LISTED RECORDS –

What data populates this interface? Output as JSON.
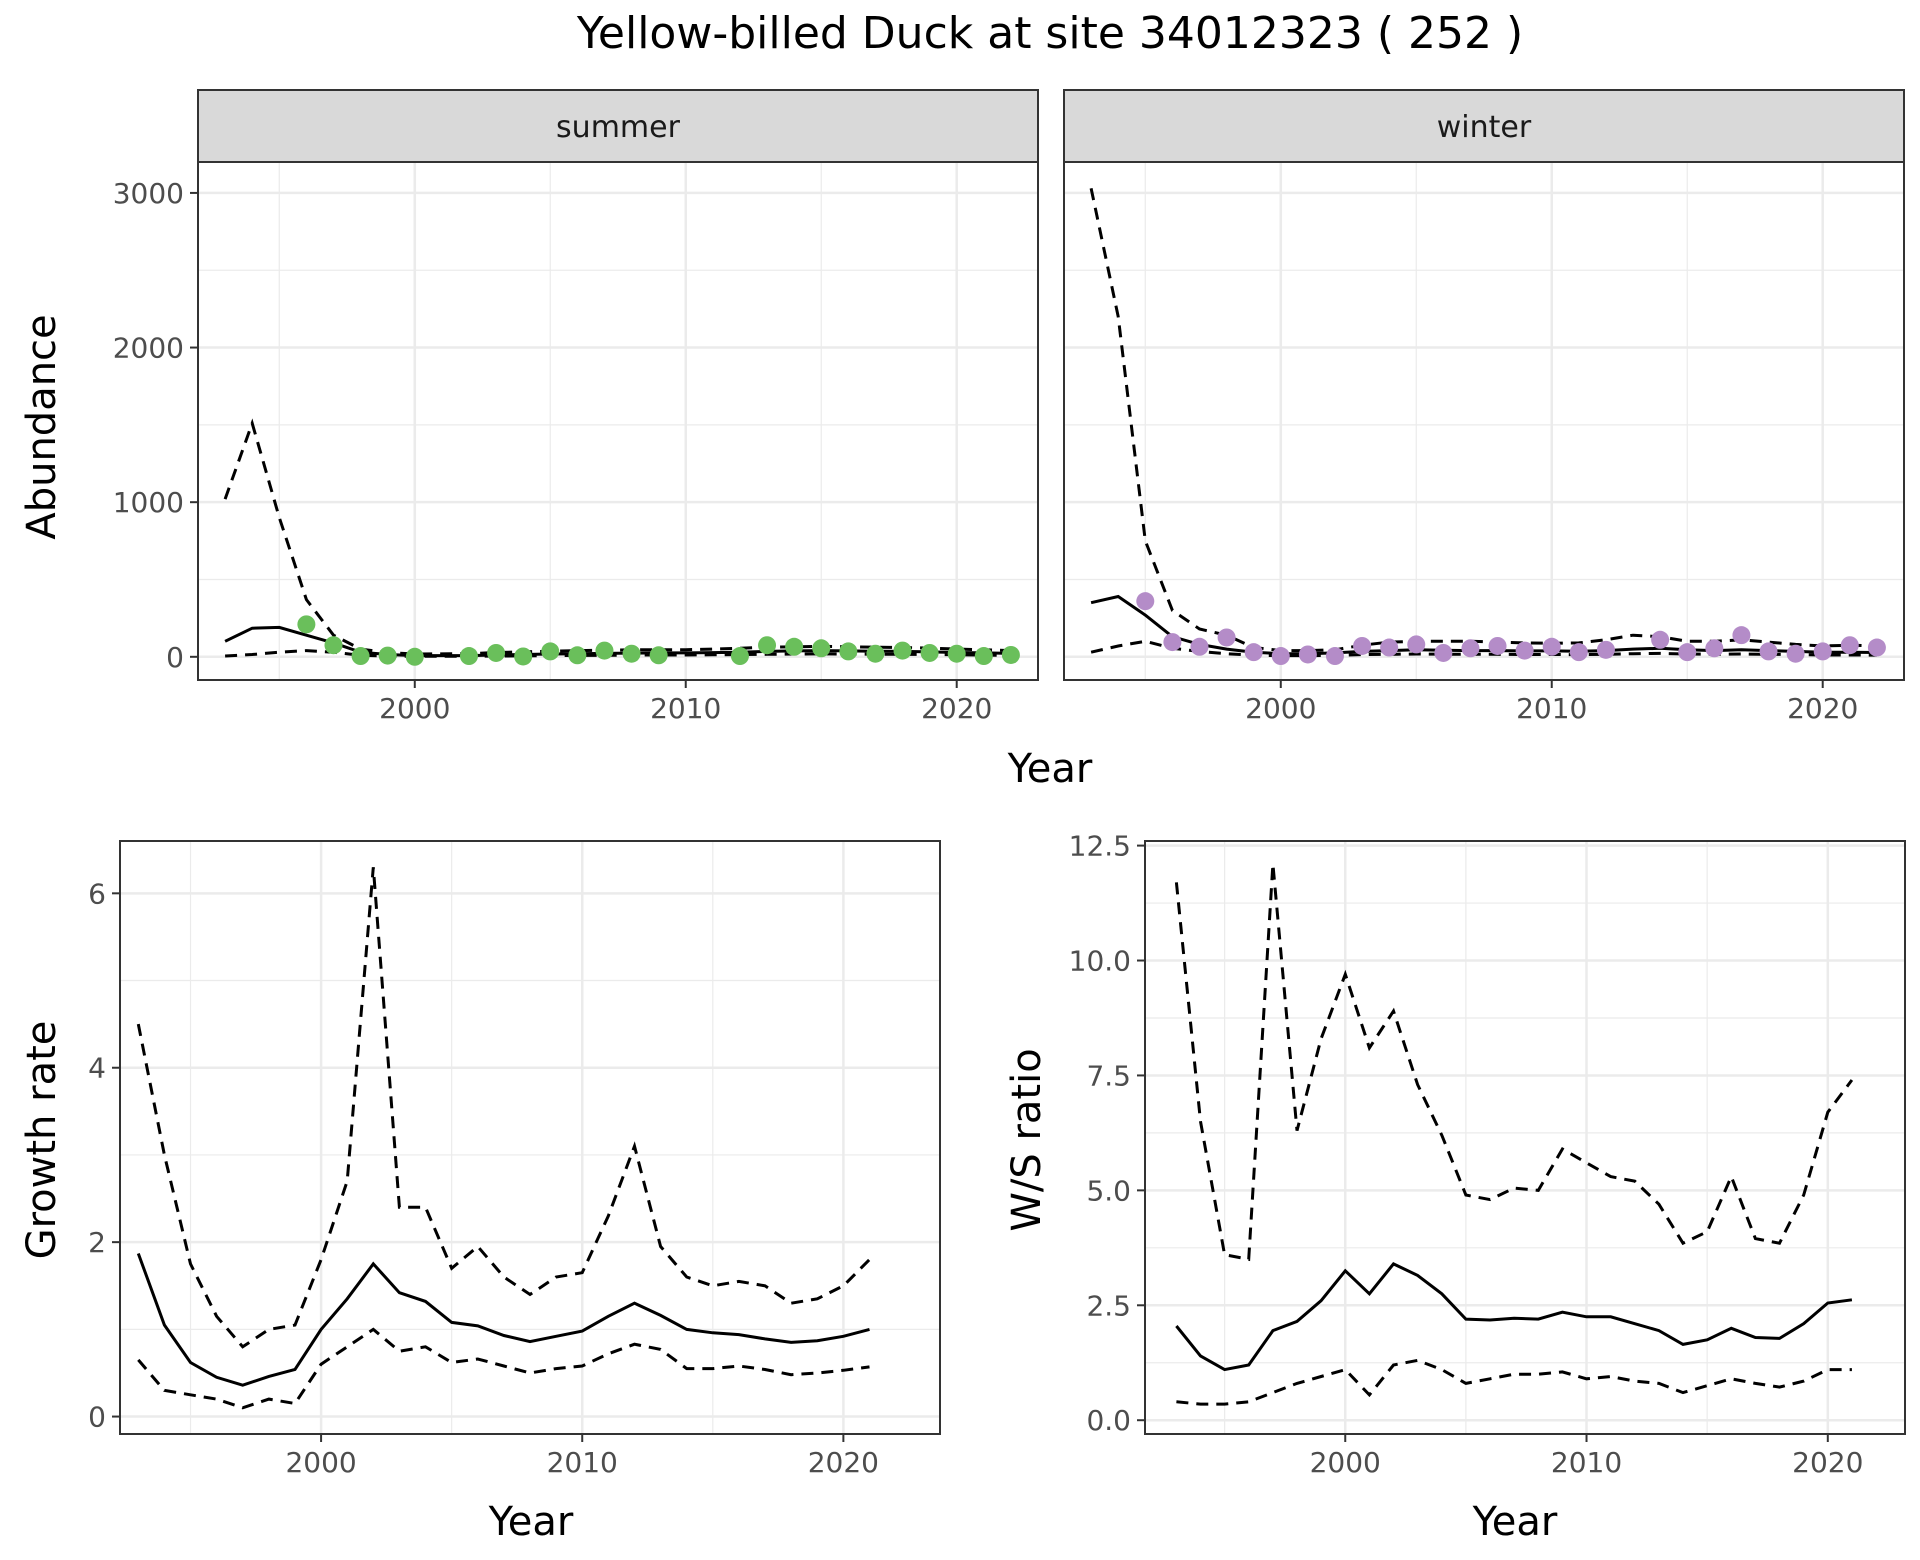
{
  "figure_title": "Yellow-billed Duck at site 34012323 ( 252 )",
  "colors": {
    "summer_points": "#6abf5b",
    "winter_points": "#b48cc8",
    "line": "#000000",
    "strip_fill": "#d9d9d9",
    "grid": "#ebebeb"
  },
  "chart_data": [
    {
      "id": "abundance-summer",
      "type": "line",
      "facet": "summer",
      "xlabel": "Year",
      "ylabel": "Abundance",
      "xlim": [
        1992,
        2023
      ],
      "ylim": [
        -150,
        3200
      ],
      "x_ticks": [
        2000,
        2010,
        2020
      ],
      "y_ticks": [
        0,
        1000,
        2000,
        3000
      ],
      "grid": true,
      "series": [
        {
          "role": "estimate",
          "style": "solid",
          "x": [
            1993,
            1994,
            1995,
            1996,
            1997,
            1998,
            1999,
            2000,
            2002,
            2003,
            2004,
            2005,
            2006,
            2007,
            2008,
            2009,
            2010,
            2011,
            2012,
            2013,
            2014,
            2015,
            2016,
            2017,
            2018,
            2019,
            2020,
            2021,
            2022
          ],
          "y": [
            100,
            185,
            190,
            140,
            90,
            30,
            15,
            8,
            8,
            12,
            15,
            18,
            20,
            22,
            24,
            25,
            25,
            27,
            30,
            35,
            38,
            40,
            38,
            36,
            35,
            32,
            28,
            25,
            22
          ]
        },
        {
          "role": "upper",
          "style": "dashed",
          "x": [
            1993,
            1994,
            1995,
            1996,
            1997,
            1998,
            1999,
            2000,
            2002,
            2003,
            2004,
            2005,
            2006,
            2007,
            2008,
            2009,
            2010,
            2011,
            2012,
            2013,
            2014,
            2015,
            2016,
            2017,
            2018,
            2019,
            2020,
            2021,
            2022
          ],
          "y": [
            1020,
            1510,
            900,
            370,
            140,
            50,
            28,
            18,
            20,
            28,
            32,
            36,
            40,
            42,
            45,
            46,
            46,
            50,
            55,
            62,
            65,
            68,
            65,
            62,
            60,
            56,
            50,
            45,
            40
          ]
        },
        {
          "role": "lower",
          "style": "dashed",
          "x": [
            1993,
            1994,
            1995,
            1996,
            1997,
            1998,
            1999,
            2000,
            2002,
            2003,
            2004,
            2005,
            2006,
            2007,
            2008,
            2009,
            2010,
            2011,
            2012,
            2013,
            2014,
            2015,
            2016,
            2017,
            2018,
            2019,
            2020,
            2021,
            2022
          ],
          "y": [
            5,
            15,
            30,
            40,
            30,
            10,
            5,
            3,
            3,
            5,
            6,
            8,
            9,
            10,
            11,
            12,
            12,
            13,
            14,
            16,
            18,
            19,
            18,
            17,
            16,
            15,
            13,
            11,
            10
          ]
        },
        {
          "role": "observed",
          "style": "points",
          "x": [
            1996,
            1997,
            1998,
            1999,
            2000,
            2002,
            2003,
            2004,
            2005,
            2006,
            2007,
            2008,
            2009,
            2012,
            2013,
            2014,
            2015,
            2016,
            2017,
            2018,
            2019,
            2020,
            2021,
            2022
          ],
          "y": [
            210,
            75,
            5,
            8,
            0,
            5,
            25,
            2,
            35,
            10,
            40,
            20,
            10,
            5,
            75,
            65,
            55,
            35,
            20,
            40,
            25,
            20,
            5,
            12
          ]
        }
      ]
    },
    {
      "id": "abundance-winter",
      "type": "line",
      "facet": "winter",
      "xlabel": "Year",
      "ylabel": "",
      "xlim": [
        1992,
        2023
      ],
      "ylim": [
        -150,
        3200
      ],
      "x_ticks": [
        2000,
        2010,
        2020
      ],
      "y_ticks": [
        0,
        1000,
        2000,
        3000
      ],
      "grid": true,
      "series": [
        {
          "role": "estimate",
          "style": "solid",
          "x": [
            1993,
            1994,
            1995,
            1996,
            1997,
            1998,
            1999,
            2000,
            2001,
            2002,
            2003,
            2004,
            2005,
            2006,
            2007,
            2008,
            2009,
            2010,
            2011,
            2012,
            2013,
            2014,
            2015,
            2016,
            2017,
            2018,
            2019,
            2020,
            2021,
            2022
          ],
          "y": [
            350,
            390,
            270,
            130,
            80,
            50,
            30,
            20,
            20,
            25,
            35,
            40,
            45,
            42,
            40,
            40,
            38,
            38,
            36,
            40,
            50,
            55,
            45,
            40,
            45,
            40,
            35,
            30,
            30,
            28
          ]
        },
        {
          "role": "upper",
          "style": "dashed",
          "x": [
            1993,
            1994,
            1995,
            1996,
            1997,
            1998,
            1999,
            2000,
            2001,
            2002,
            2003,
            2004,
            2005,
            2006,
            2007,
            2008,
            2009,
            2010,
            2011,
            2012,
            2013,
            2014,
            2015,
            2016,
            2017,
            2018,
            2019,
            2020,
            2021,
            2022
          ],
          "y": [
            3030,
            2200,
            750,
            300,
            180,
            140,
            60,
            40,
            40,
            45,
            75,
            95,
            100,
            100,
            100,
            95,
            90,
            88,
            90,
            110,
            140,
            130,
            100,
            100,
            110,
            95,
            80,
            70,
            75,
            70
          ]
        },
        {
          "role": "lower",
          "style": "dashed",
          "x": [
            1993,
            1994,
            1995,
            1996,
            1997,
            1998,
            1999,
            2000,
            2001,
            2002,
            2003,
            2004,
            2005,
            2006,
            2007,
            2008,
            2009,
            2010,
            2011,
            2012,
            2013,
            2014,
            2015,
            2016,
            2017,
            2018,
            2019,
            2020,
            2021,
            2022
          ],
          "y": [
            30,
            70,
            100,
            55,
            35,
            20,
            10,
            8,
            8,
            10,
            14,
            16,
            18,
            17,
            16,
            16,
            15,
            15,
            14,
            16,
            20,
            22,
            18,
            16,
            18,
            16,
            14,
            12,
            12,
            11
          ]
        },
        {
          "role": "observed",
          "style": "points",
          "x": [
            1995,
            1996,
            1997,
            1998,
            1999,
            2000,
            2001,
            2002,
            2003,
            2004,
            2005,
            2006,
            2007,
            2008,
            2009,
            2010,
            2011,
            2012,
            2014,
            2015,
            2016,
            2017,
            2018,
            2019,
            2020,
            2021,
            2022
          ],
          "y": [
            360,
            95,
            65,
            125,
            30,
            5,
            15,
            5,
            70,
            60,
            80,
            25,
            55,
            70,
            40,
            65,
            30,
            45,
            110,
            30,
            55,
            140,
            35,
            20,
            35,
            75,
            60
          ]
        }
      ]
    },
    {
      "id": "growth-rate",
      "type": "line",
      "xlabel": "Year",
      "ylabel": "Growth rate",
      "xlim": [
        1992.3,
        2023.7
      ],
      "ylim": [
        -0.2,
        6.6
      ],
      "x_ticks": [
        2000,
        2010,
        2020
      ],
      "y_ticks": [
        0,
        2,
        4,
        6
      ],
      "grid": true,
      "series": [
        {
          "role": "estimate",
          "style": "solid",
          "x": [
            1993,
            1994,
            1995,
            1996,
            1997,
            1998,
            1999,
            2000,
            2001,
            2002,
            2003,
            2004,
            2005,
            2006,
            2007,
            2008,
            2009,
            2010,
            2011,
            2012,
            2013,
            2014,
            2015,
            2016,
            2017,
            2018,
            2019,
            2020,
            2021
          ],
          "y": [
            1.87,
            1.05,
            0.62,
            0.45,
            0.36,
            0.46,
            0.54,
            1.0,
            1.35,
            1.75,
            1.42,
            1.32,
            1.08,
            1.04,
            0.93,
            0.86,
            0.92,
            0.98,
            1.15,
            1.3,
            1.16,
            1.0,
            0.96,
            0.94,
            0.89,
            0.85,
            0.87,
            0.92,
            1.0
          ]
        },
        {
          "role": "upper",
          "style": "dashed",
          "x": [
            1993,
            1994,
            1995,
            1996,
            1997,
            1998,
            1999,
            2000,
            2001,
            2002,
            2003,
            2004,
            2005,
            2006,
            2007,
            2008,
            2009,
            2010,
            2011,
            2012,
            2013,
            2014,
            2015,
            2016,
            2017,
            2018,
            2019,
            2020,
            2021
          ],
          "y": [
            4.5,
            3.0,
            1.75,
            1.15,
            0.8,
            1.0,
            1.05,
            1.8,
            2.7,
            6.3,
            2.4,
            2.4,
            1.7,
            1.95,
            1.6,
            1.4,
            1.6,
            1.65,
            2.3,
            3.1,
            1.95,
            1.6,
            1.5,
            1.55,
            1.5,
            1.3,
            1.35,
            1.5,
            1.8
          ]
        },
        {
          "role": "lower",
          "style": "dashed",
          "x": [
            1993,
            1994,
            1995,
            1996,
            1997,
            1998,
            1999,
            2000,
            2001,
            2002,
            2003,
            2004,
            2005,
            2006,
            2007,
            2008,
            2009,
            2010,
            2011,
            2012,
            2013,
            2014,
            2015,
            2016,
            2017,
            2018,
            2019,
            2020,
            2021
          ],
          "y": [
            0.65,
            0.3,
            0.25,
            0.2,
            0.1,
            0.2,
            0.15,
            0.6,
            0.8,
            1.0,
            0.75,
            0.8,
            0.62,
            0.66,
            0.58,
            0.5,
            0.55,
            0.58,
            0.72,
            0.83,
            0.77,
            0.55,
            0.55,
            0.58,
            0.54,
            0.48,
            0.5,
            0.53,
            0.57
          ]
        }
      ]
    },
    {
      "id": "ws-ratio",
      "type": "line",
      "xlabel": "Year",
      "ylabel": "W/S ratio",
      "xlim": [
        1991.7,
        2023.2
      ],
      "ylim": [
        -0.3,
        12.6
      ],
      "x_ticks": [
        2000,
        2010,
        2020
      ],
      "y_ticks": [
        0.0,
        2.5,
        5.0,
        7.5,
        10.0,
        12.5
      ],
      "y_tick_labels": [
        "0.0",
        "2.5",
        "5.0",
        "7.5",
        "10.0",
        "12.5"
      ],
      "grid": true,
      "series": [
        {
          "role": "estimate",
          "style": "solid",
          "x": [
            1993,
            1994,
            1995,
            1996,
            1997,
            1998,
            1999,
            2000,
            2001,
            2002,
            2003,
            2004,
            2005,
            2006,
            2007,
            2008,
            2009,
            2010,
            2011,
            2012,
            2013,
            2014,
            2015,
            2016,
            2017,
            2018,
            2019,
            2020,
            2021
          ],
          "y": [
            2.05,
            1.4,
            1.1,
            1.2,
            1.95,
            2.15,
            2.6,
            3.25,
            2.75,
            3.4,
            3.15,
            2.75,
            2.2,
            2.18,
            2.22,
            2.2,
            2.35,
            2.25,
            2.25,
            2.1,
            1.95,
            1.65,
            1.75,
            2.0,
            1.8,
            1.78,
            2.1,
            2.55,
            2.62
          ]
        },
        {
          "role": "upper",
          "style": "dashed",
          "x": [
            1993,
            1994,
            1995,
            1996,
            1997,
            1998,
            1999,
            2000,
            2001,
            2002,
            2003,
            2004,
            2005,
            2006,
            2007,
            2008,
            2009,
            2010,
            2011,
            2012,
            2013,
            2014,
            2015,
            2016,
            2017,
            2018,
            2019,
            2020,
            2021
          ],
          "y": [
            11.7,
            6.5,
            3.6,
            3.5,
            12.1,
            6.3,
            8.3,
            9.7,
            8.1,
            8.9,
            7.3,
            6.2,
            4.9,
            4.8,
            5.05,
            5.0,
            5.9,
            5.6,
            5.3,
            5.2,
            4.7,
            3.85,
            4.1,
            5.3,
            3.95,
            3.85,
            4.9,
            6.7,
            7.4
          ]
        },
        {
          "role": "lower",
          "style": "dashed",
          "x": [
            1993,
            1994,
            1995,
            1996,
            1997,
            1998,
            1999,
            2000,
            2001,
            2002,
            2003,
            2004,
            2005,
            2006,
            2007,
            2008,
            2009,
            2010,
            2011,
            2012,
            2013,
            2014,
            2015,
            2016,
            2017,
            2018,
            2019,
            2020,
            2021
          ],
          "y": [
            0.4,
            0.35,
            0.35,
            0.4,
            0.6,
            0.8,
            0.95,
            1.1,
            0.55,
            1.2,
            1.3,
            1.1,
            0.8,
            0.9,
            1.0,
            1.0,
            1.05,
            0.9,
            0.95,
            0.85,
            0.8,
            0.6,
            0.75,
            0.9,
            0.8,
            0.72,
            0.85,
            1.1,
            1.1
          ]
        }
      ]
    }
  ],
  "facets": {
    "summer": "summer",
    "winter": "winter"
  }
}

WHAT TO DO – Look through the entries above. Extract each line with the word "ylabel".

RESPONSE FOR THIS EXERCISE –
      "ylabel": "Abundance",
      "ylabel": "",
      "ylabel": "Growth rate",
      "ylabel": "W/S ratio",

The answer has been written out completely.